The proposed project to open a channel on the Trinity River from Liberty to the Houston Ship Channel would begin by reconnecting the oxbow (light blue) with the main body of the river (darker blue), so it can be home to a new port.

Posted on March 25, 2024

David Leonard and other Liberty County leaders have a dream: barges carrying goods in and out of a revitalized Port of Liberty to drive new businesses to nourish the ever-expanding population of Liberty County.

“It’s a bright future,” Leonard said. “It’s kind of a dim light getting there, but it’s a bright future.”

A lifelong resident of Liberty, the retired car dealer has been a board member of the Trinity River Authority since 2008.

The TRA, which has a service area stretching over 18,000 square miles of Texas along the Trinity River basin from north of the Dallas-Fort Worth Metroplex to its outfall into Trinity Bay near Anahuac, is working with the U.S. Army Corps of Engineers to create a Vision Plan for the Port of Liberty.

The Vision Plan will focus on the best uses for lands related to the Port of Liberty that support economic development, environmental stewardship and multi-modal transportation, including Trinity River navigation.

The proposed project is a 47-mile waterway that starts at the Anahuac Channel to the Trinity River mouth, then snakes 41.4 miles northward to the Port of Liberty.

The new Port of Liberty would be located in an oxbow just southeast of the Highway 90 bridge over the Trinity. An oxbow is a U-shaped lake or pool that forms when a wide meander of a river is cut off, creating a free-standing body of water. This oxbow would be reconnected to the river by dredging. 

The state (TRA) and federal (USACE) agencies held a series of meetings in Liberty Wednesday to seek comment and suggestions from local government and business leaders as well as the general public. A timeline for the development of the Vision Plan was unveiled, showing a draft available for public review set for September of this year, with release of the final document in December.

####

Brief:
Answer these questions from the Port of Liberty article:
(a) Since what year has David Leonard served on the Trinity River Authority board?
(b) How many miles long is the proposed waterway in total?
(c) In what month is a draft of the Vision Plan set to be available for public review?

####

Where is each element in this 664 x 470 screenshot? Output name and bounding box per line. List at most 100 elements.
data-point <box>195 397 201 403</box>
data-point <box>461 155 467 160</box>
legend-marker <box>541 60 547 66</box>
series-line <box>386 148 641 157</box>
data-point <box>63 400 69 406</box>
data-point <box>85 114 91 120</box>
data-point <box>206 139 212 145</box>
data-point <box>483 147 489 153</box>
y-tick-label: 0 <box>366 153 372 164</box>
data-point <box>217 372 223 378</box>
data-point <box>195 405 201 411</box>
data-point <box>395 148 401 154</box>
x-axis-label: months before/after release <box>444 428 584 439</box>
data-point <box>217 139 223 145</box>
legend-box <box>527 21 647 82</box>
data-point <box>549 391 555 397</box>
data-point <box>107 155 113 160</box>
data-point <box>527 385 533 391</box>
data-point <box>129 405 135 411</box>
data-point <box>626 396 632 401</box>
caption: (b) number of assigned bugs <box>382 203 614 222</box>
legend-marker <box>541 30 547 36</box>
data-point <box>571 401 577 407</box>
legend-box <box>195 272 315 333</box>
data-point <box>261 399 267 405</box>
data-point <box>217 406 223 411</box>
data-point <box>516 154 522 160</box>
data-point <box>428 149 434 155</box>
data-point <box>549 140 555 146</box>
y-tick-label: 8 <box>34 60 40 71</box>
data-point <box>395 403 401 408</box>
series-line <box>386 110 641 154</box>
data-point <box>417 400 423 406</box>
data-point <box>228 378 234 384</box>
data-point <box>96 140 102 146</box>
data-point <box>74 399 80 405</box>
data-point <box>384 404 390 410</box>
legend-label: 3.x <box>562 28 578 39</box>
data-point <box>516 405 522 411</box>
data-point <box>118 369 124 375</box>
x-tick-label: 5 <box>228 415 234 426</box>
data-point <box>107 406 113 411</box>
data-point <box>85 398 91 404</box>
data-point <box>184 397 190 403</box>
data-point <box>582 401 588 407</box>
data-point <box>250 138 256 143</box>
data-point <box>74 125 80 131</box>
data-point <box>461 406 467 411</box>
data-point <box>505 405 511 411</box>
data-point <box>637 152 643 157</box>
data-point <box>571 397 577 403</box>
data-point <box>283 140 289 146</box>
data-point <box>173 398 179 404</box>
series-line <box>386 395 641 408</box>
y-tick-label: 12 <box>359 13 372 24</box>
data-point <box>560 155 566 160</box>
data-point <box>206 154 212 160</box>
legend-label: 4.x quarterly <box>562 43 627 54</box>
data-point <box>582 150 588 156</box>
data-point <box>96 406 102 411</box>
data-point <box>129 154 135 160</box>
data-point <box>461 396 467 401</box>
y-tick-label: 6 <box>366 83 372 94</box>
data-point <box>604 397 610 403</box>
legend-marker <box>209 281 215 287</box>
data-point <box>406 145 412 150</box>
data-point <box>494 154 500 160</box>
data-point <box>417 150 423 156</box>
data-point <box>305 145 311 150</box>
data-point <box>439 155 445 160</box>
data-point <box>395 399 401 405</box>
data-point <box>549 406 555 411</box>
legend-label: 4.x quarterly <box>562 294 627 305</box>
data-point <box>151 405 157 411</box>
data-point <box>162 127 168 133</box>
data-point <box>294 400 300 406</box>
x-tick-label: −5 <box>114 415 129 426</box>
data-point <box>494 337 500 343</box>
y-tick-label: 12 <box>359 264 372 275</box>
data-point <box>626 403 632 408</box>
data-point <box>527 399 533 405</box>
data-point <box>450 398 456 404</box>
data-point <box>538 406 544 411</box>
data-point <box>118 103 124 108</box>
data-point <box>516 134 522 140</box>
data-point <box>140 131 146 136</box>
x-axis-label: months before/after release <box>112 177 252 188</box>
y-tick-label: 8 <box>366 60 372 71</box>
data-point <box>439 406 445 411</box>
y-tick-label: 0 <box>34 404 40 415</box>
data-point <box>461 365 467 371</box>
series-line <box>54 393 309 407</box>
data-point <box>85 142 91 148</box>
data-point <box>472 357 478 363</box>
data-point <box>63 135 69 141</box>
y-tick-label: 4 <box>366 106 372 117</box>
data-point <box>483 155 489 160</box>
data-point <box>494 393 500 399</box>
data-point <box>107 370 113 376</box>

####

Reply:
(a) 2008
(b) 47 miles
(c) September